• _Written task_: Locate and copy all lines bearing the word "will".
* * * *
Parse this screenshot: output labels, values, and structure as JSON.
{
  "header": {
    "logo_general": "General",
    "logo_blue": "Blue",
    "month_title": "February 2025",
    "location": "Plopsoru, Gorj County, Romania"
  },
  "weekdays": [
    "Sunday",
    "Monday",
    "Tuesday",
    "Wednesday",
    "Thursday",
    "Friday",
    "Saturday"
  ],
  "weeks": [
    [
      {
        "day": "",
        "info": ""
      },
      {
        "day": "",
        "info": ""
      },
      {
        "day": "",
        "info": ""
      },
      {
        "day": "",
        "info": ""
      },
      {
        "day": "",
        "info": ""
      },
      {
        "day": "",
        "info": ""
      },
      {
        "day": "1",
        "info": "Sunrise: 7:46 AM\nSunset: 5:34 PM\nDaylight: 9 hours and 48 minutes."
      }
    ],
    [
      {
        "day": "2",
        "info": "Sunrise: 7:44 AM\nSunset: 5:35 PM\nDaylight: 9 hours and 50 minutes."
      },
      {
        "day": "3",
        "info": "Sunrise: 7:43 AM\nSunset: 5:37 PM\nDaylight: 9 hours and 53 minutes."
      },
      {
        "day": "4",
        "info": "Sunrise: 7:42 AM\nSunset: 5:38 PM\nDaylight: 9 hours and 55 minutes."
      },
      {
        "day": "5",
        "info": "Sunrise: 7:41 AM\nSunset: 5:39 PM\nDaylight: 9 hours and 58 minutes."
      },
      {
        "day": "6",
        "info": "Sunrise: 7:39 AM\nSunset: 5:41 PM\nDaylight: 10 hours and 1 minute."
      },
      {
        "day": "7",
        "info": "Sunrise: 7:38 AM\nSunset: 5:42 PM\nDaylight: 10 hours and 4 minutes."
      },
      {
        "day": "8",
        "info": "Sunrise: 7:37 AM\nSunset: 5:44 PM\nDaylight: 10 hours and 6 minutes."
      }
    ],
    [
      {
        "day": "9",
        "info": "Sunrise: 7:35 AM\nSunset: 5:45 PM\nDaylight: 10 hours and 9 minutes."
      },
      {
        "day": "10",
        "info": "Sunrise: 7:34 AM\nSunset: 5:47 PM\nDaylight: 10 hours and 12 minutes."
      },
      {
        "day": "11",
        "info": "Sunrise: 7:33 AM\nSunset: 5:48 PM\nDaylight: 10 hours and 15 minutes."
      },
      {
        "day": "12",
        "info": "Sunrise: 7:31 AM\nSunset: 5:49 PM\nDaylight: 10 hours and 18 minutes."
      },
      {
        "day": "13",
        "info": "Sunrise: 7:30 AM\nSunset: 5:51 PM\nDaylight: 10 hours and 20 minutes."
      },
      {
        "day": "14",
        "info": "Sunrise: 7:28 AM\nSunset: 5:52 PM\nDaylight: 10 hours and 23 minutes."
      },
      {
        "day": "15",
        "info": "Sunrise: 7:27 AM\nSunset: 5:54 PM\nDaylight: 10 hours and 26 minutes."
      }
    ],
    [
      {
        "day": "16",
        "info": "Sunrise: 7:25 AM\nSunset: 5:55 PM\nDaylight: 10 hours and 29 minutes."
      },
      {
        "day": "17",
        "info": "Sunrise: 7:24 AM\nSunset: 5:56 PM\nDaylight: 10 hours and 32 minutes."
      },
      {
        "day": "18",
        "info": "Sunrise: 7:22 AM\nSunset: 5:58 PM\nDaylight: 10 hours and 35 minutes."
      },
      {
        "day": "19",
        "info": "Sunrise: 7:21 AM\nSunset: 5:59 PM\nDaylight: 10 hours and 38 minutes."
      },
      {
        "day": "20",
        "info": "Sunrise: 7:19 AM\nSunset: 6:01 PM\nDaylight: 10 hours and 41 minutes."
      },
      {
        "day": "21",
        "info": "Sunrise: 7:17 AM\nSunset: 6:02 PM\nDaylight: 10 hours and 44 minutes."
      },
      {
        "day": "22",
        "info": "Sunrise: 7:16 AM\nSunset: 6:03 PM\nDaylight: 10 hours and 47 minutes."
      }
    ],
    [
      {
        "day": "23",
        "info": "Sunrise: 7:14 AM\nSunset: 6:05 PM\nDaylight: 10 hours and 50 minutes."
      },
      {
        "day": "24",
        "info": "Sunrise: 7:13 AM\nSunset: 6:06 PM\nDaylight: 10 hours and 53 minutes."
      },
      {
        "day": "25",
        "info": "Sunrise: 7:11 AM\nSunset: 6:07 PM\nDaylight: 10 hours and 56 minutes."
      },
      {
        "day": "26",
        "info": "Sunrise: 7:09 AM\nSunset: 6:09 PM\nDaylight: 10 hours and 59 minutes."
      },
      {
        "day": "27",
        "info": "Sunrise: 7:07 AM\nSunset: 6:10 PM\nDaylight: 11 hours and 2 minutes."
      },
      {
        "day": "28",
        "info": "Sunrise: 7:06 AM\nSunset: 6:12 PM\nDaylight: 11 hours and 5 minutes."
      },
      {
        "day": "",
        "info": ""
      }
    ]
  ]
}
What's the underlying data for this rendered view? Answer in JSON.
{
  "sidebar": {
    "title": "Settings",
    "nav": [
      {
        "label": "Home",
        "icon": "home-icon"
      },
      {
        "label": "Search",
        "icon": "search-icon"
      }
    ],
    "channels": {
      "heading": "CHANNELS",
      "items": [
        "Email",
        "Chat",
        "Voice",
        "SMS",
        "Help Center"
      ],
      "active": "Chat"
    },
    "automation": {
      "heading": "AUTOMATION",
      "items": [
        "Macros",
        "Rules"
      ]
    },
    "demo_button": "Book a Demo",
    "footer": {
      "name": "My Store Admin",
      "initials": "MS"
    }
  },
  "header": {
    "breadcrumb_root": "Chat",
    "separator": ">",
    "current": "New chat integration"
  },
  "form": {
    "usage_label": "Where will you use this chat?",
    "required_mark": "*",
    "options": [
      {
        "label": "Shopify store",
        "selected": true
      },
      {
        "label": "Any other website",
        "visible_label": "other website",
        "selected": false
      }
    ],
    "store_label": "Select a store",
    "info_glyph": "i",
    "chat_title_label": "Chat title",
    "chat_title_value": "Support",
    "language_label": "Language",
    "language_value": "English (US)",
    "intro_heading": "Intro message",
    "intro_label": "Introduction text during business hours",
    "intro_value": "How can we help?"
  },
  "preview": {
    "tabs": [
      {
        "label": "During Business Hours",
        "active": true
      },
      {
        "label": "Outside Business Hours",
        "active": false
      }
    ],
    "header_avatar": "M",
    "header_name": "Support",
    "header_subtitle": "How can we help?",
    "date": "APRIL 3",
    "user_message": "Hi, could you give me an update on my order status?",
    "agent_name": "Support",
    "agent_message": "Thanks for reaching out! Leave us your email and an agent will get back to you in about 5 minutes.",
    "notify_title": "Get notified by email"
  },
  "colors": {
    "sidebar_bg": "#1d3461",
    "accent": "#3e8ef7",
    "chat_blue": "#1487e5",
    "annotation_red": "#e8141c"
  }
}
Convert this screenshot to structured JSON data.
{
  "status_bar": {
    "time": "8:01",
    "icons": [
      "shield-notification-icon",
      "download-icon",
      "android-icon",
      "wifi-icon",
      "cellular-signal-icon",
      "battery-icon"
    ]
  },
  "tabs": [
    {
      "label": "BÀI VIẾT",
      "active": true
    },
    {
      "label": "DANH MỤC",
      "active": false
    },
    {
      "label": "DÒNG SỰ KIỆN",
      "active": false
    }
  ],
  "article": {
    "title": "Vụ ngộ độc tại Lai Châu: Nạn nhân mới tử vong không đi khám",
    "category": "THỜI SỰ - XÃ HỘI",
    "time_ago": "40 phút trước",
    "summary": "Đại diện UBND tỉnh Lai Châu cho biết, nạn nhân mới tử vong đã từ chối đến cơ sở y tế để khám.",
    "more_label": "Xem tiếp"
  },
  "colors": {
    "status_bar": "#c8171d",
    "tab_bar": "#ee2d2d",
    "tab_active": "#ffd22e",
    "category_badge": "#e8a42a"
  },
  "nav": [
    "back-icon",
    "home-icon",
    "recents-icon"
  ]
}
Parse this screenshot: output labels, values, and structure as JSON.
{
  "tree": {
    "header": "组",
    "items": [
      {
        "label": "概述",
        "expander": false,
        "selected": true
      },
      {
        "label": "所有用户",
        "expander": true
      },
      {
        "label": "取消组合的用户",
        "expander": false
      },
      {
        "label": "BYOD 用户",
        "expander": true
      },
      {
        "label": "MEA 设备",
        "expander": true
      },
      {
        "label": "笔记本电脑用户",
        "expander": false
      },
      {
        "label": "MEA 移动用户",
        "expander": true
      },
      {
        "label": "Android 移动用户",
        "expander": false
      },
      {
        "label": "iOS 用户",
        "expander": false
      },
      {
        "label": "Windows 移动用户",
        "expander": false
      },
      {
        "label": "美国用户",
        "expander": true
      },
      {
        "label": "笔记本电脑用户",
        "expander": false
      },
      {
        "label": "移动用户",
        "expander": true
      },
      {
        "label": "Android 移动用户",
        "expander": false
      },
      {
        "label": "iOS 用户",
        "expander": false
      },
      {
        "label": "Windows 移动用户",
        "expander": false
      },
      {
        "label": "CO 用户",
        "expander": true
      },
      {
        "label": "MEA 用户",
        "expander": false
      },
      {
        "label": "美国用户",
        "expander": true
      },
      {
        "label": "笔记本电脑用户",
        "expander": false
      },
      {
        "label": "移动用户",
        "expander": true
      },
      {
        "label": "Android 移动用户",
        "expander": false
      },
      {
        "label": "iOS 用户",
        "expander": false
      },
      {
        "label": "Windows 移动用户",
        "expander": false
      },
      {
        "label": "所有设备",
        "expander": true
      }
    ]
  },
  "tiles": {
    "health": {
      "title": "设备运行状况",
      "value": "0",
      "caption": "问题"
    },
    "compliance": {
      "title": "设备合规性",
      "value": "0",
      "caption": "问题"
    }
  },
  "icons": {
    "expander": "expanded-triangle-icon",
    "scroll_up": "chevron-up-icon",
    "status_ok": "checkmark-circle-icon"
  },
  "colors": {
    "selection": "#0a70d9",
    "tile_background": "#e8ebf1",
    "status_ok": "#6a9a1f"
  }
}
* * * *
• _Result below_:
    "usage_label": "Where will you use this chat?",
    "agent_message": "Thanks for reaching out! Leave us your email and an agent will get back to you in about 5 minutes.",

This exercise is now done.